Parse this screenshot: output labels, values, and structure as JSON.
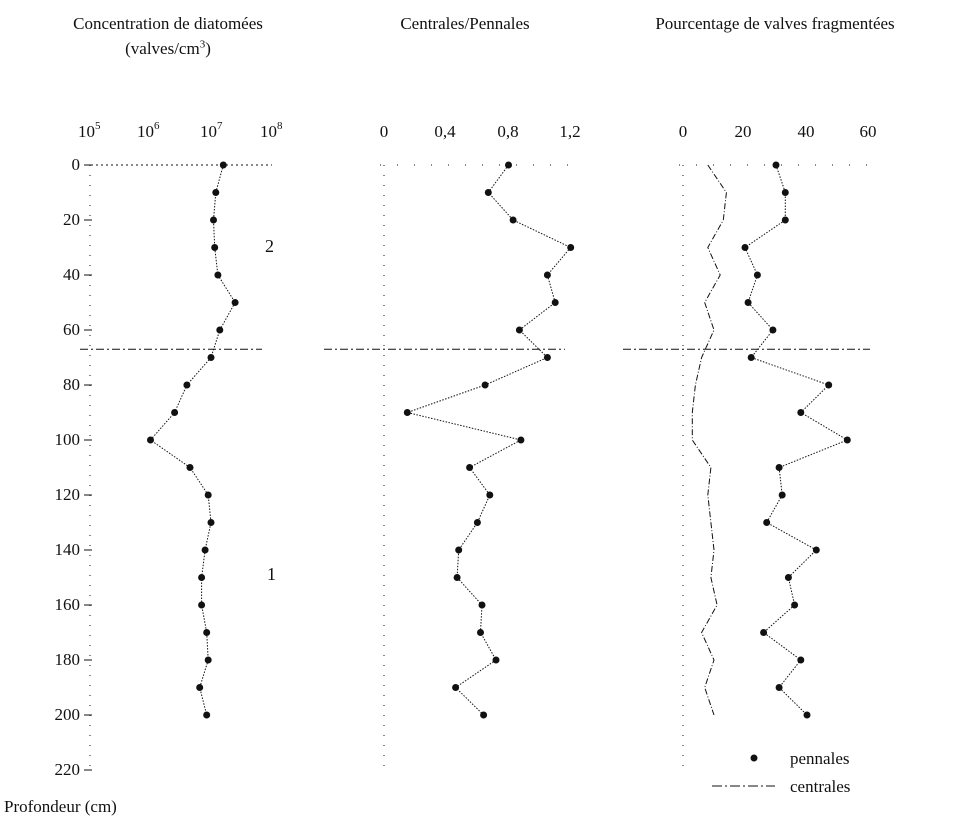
{
  "panel1": {
    "title_line1": "Concentration de diatomées",
    "title_line2": "(valves/cm",
    "title_line2_sup": "3",
    "title_line2_end": ")",
    "tick_base": "10",
    "tick_exps": [
      "5",
      "6",
      "7",
      "8"
    ],
    "zone_labels": [
      "2",
      "1"
    ]
  },
  "panel2": {
    "title": "Centrales/Pennales",
    "tick_labels": [
      "0",
      "0,4",
      "0,8",
      "1,2"
    ]
  },
  "panel3": {
    "title": "Pourcentage de valves fragmentées",
    "tick_labels": [
      "0",
      "20",
      "40",
      "60"
    ]
  },
  "depth_axis": {
    "tick_labels": [
      "0",
      "20",
      "40",
      "60",
      "80",
      "100",
      "120",
      "140",
      "160",
      "180",
      "200",
      "220"
    ],
    "title": "Profondeur (cm)"
  },
  "legend": {
    "items": [
      {
        "label": "pennales",
        "marker": "dot"
      },
      {
        "label": "centrales",
        "marker": "line"
      }
    ]
  },
  "colors": {
    "ink": "#111111",
    "background": "#ffffff"
  },
  "chart_data": [
    {
      "type": "line",
      "title": "Concentration de diatomées (valves/cm3)",
      "xscale": "log",
      "xlim": [
        100000,
        100000000
      ],
      "ylim": [
        0,
        220
      ],
      "y_inverted": true,
      "xlabel": "",
      "ylabel": "Profondeur (cm)",
      "zone_boundary_depth": 67,
      "series": [
        {
          "x": [
            16000000,
            12000000,
            11000000,
            11500000,
            13000000,
            25000000,
            14000000,
            10000000,
            4000000,
            2500000,
            1000000,
            4500000,
            9000000,
            10000000,
            8000000,
            7000000,
            7000000,
            8500000,
            9000000,
            6500000,
            8500000
          ],
          "y": [
            0,
            10,
            20,
            30,
            40,
            50,
            60,
            70,
            80,
            90,
            100,
            110,
            120,
            130,
            140,
            150,
            160,
            170,
            180,
            190,
            200
          ]
        }
      ]
    },
    {
      "type": "line",
      "title": "Centrales/Pennales",
      "xlim": [
        0,
        1.2
      ],
      "ylim": [
        0,
        220
      ],
      "y_inverted": true,
      "series": [
        {
          "x": [
            0.8,
            0.67,
            0.83,
            1.2,
            1.05,
            1.1,
            0.87,
            1.05,
            0.65,
            0.15,
            0.88,
            0.55,
            0.68,
            0.6,
            0.48,
            0.47,
            0.63,
            0.62,
            0.72,
            0.46,
            0.64
          ],
          "y": [
            0,
            10,
            20,
            30,
            40,
            50,
            60,
            70,
            80,
            90,
            100,
            110,
            120,
            130,
            140,
            150,
            160,
            170,
            180,
            190,
            200
          ]
        }
      ]
    },
    {
      "type": "line",
      "title": "Pourcentage de valves fragmentées",
      "xlim": [
        0,
        60
      ],
      "ylim": [
        0,
        220
      ],
      "y_inverted": true,
      "series": [
        {
          "name": "pennales",
          "x": [
            30,
            33,
            33,
            20,
            24,
            21,
            29,
            22,
            47,
            38,
            53,
            31,
            32,
            27,
            43,
            34,
            36,
            26,
            38,
            31,
            40
          ],
          "y": [
            0,
            10,
            20,
            30,
            40,
            50,
            60,
            70,
            80,
            90,
            100,
            110,
            120,
            130,
            140,
            150,
            160,
            170,
            180,
            190,
            200
          ]
        },
        {
          "name": "centrales",
          "x": [
            8,
            14,
            13,
            8,
            12,
            7,
            10,
            6,
            4,
            3,
            3,
            9,
            8,
            9,
            10,
            9,
            11,
            6,
            10,
            7,
            10
          ],
          "y": [
            0,
            10,
            20,
            30,
            40,
            50,
            60,
            70,
            80,
            90,
            100,
            110,
            120,
            130,
            140,
            150,
            160,
            170,
            180,
            190,
            200
          ]
        }
      ]
    }
  ]
}
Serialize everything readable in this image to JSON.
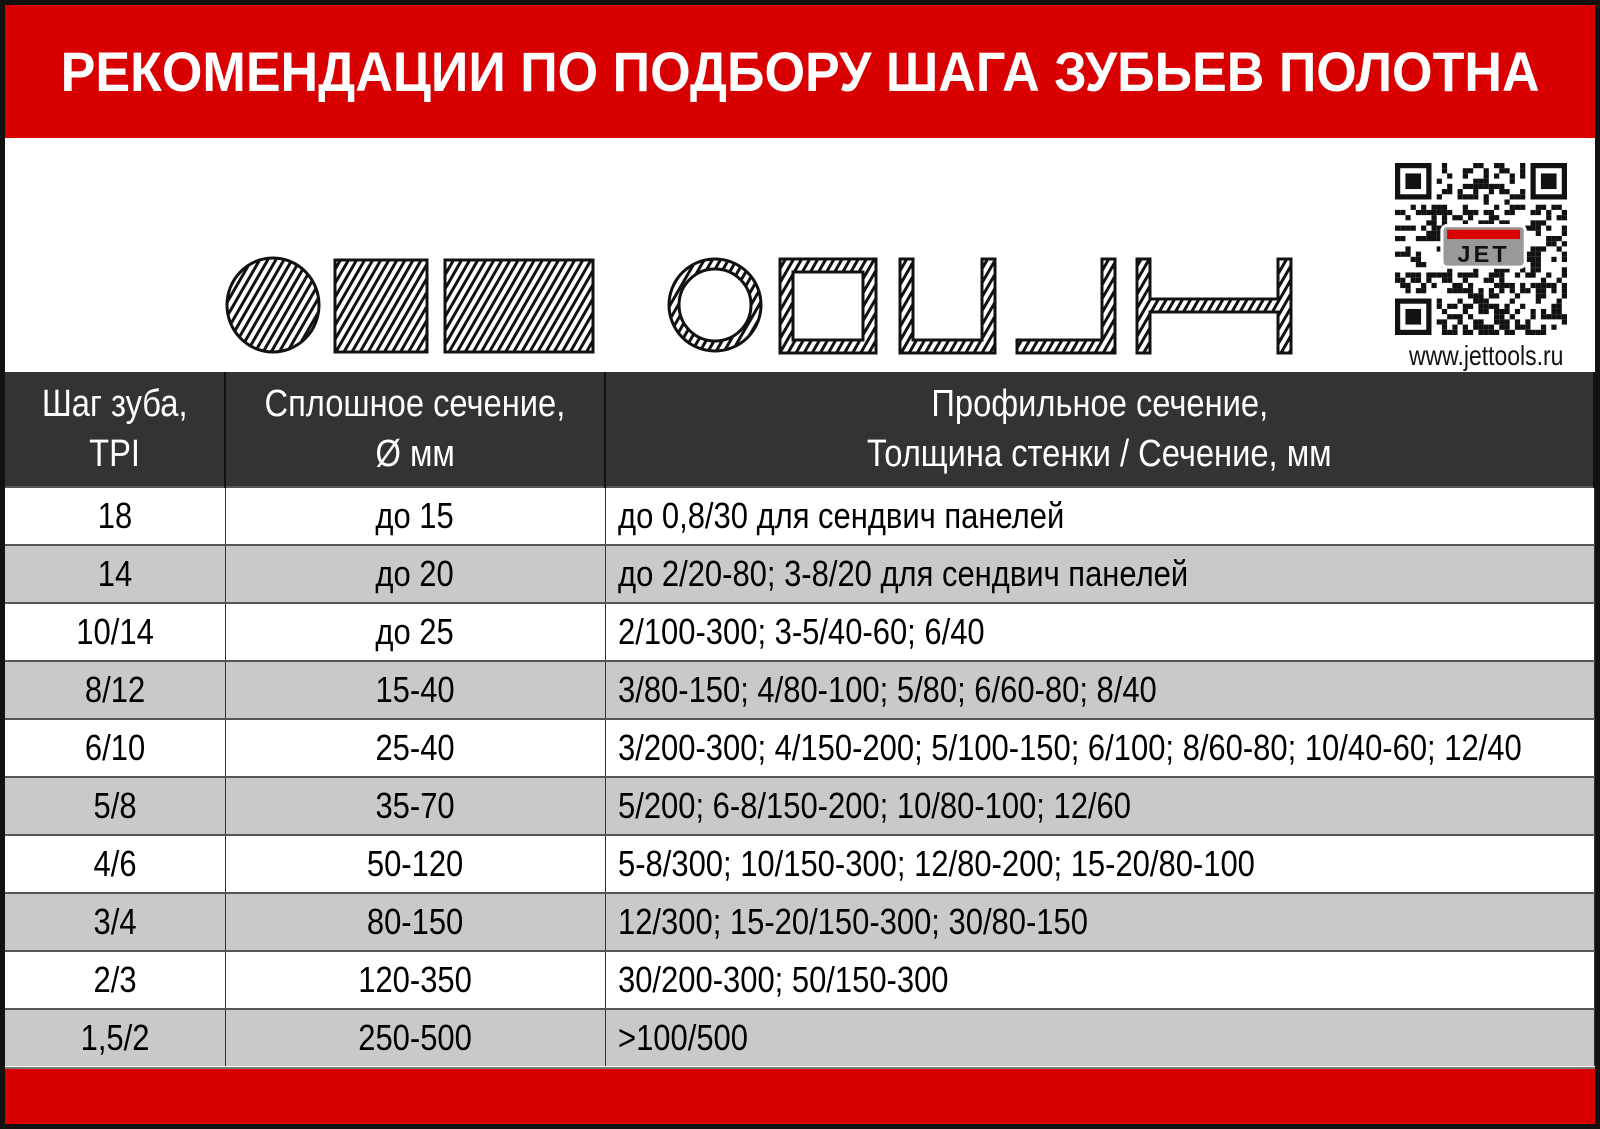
__________
> _GOAL_
Above are records with pictures; repeat the records exactly and leave the pictures out.

> _EXERCISE ANSWER_
Parse this screenshot: output labels, values, and structure as JSON.
{
  "panel1": {
    "title_line1": "Concentration de diatomées",
    "title_line2": "(valves/cm",
    "title_line2_sup": "3",
    "title_line2_end": ")",
    "tick_base": "10",
    "tick_exps": [
      "5",
      "6",
      "7",
      "8"
    ],
    "zone_labels": [
      "2",
      "1"
    ]
  },
  "panel2": {
    "title": "Centrales/Pennales",
    "tick_labels": [
      "0",
      "0,4",
      "0,8",
      "1,2"
    ]
  },
  "panel3": {
    "title": "Pourcentage de valves fragmentées",
    "tick_labels": [
      "0",
      "20",
      "40",
      "60"
    ]
  },
  "depth_axis": {
    "tick_labels": [
      "0",
      "20",
      "40",
      "60",
      "80",
      "100",
      "120",
      "140",
      "160",
      "180",
      "200",
      "220"
    ],
    "title": "Profondeur (cm)"
  },
  "legend": {
    "items": [
      {
        "label": "pennales",
        "marker": "dot"
      },
      {
        "label": "centrales",
        "marker": "line"
      }
    ]
  },
  "colors": {
    "ink": "#111111",
    "background": "#ffffff"
  },
  "chart_data": [
    {
      "type": "line",
      "title": "Concentration de diatomées (valves/cm3)",
      "xscale": "log",
      "xlim": [
        100000,
        100000000
      ],
      "ylim": [
        0,
        220
      ],
      "y_inverted": true,
      "xlabel": "",
      "ylabel": "Profondeur (cm)",
      "zone_boundary_depth": 67,
      "series": [
        {
          "x": [
            16000000,
            12000000,
            11000000,
            11500000,
            13000000,
            25000000,
            14000000,
            10000000,
            4000000,
            2500000,
            1000000,
            4500000,
            9000000,
            10000000,
            8000000,
            7000000,
            7000000,
            8500000,
            9000000,
            6500000,
            8500000
          ],
          "y": [
            0,
            10,
            20,
            30,
            40,
            50,
            60,
            70,
            80,
            90,
            100,
            110,
            120,
            130,
            140,
            150,
            160,
            170,
            180,
            190,
            200
          ]
        }
      ]
    },
    {
      "type": "line",
      "title": "Centrales/Pennales",
      "xlim": [
        0,
        1.2
      ],
      "ylim": [
        0,
        220
      ],
      "y_inverted": true,
      "series": [
        {
          "x": [
            0.8,
            0.67,
            0.83,
            1.2,
            1.05,
            1.1,
            0.87,
            1.05,
            0.65,
            0.15,
            0.88,
            0.55,
            0.68,
            0.6,
            0.48,
            0.47,
            0.63,
            0.62,
            0.72,
            0.46,
            0.64
          ],
          "y": [
            0,
            10,
            20,
            30,
            40,
            50,
            60,
            70,
            80,
            90,
            100,
            110,
            120,
            130,
            140,
            150,
            160,
            170,
            180,
            190,
            200
          ]
        }
      ]
    },
    {
      "type": "line",
      "title": "Pourcentage de valves fragmentées",
      "xlim": [
        0,
        60
      ],
      "ylim": [
        0,
        220
      ],
      "y_inverted": true,
      "series": [
        {
          "name": "pennales",
          "x": [
            30,
            33,
            33,
            20,
            24,
            21,
            29,
            22,
            47,
            38,
            53,
            31,
            32,
            27,
            43,
            34,
            36,
            26,
            38,
            31,
            40
          ],
          "y": [
            0,
            10,
            20,
            30,
            40,
            50,
            60,
            70,
            80,
            90,
            100,
            110,
            120,
            130,
            140,
            150,
            160,
            170,
            180,
            190,
            200
          ]
        },
        {
          "name": "centrales",
          "x": [
            8,
            14,
            13,
            8,
            12,
            7,
            10,
            6,
            4,
            3,
            3,
            9,
            8,
            9,
            10,
            9,
            11,
            6,
            10,
            7,
            10
          ],
          "y": [
            0,
            10,
            20,
            30,
            40,
            50,
            60,
            70,
            80,
            90,
            100,
            110,
            120,
            130,
            140,
            150,
            160,
            170,
            180,
            190,
            200
          ]
        }
      ]
    }
  ]
}
Serialize everything readable in this image to JSON.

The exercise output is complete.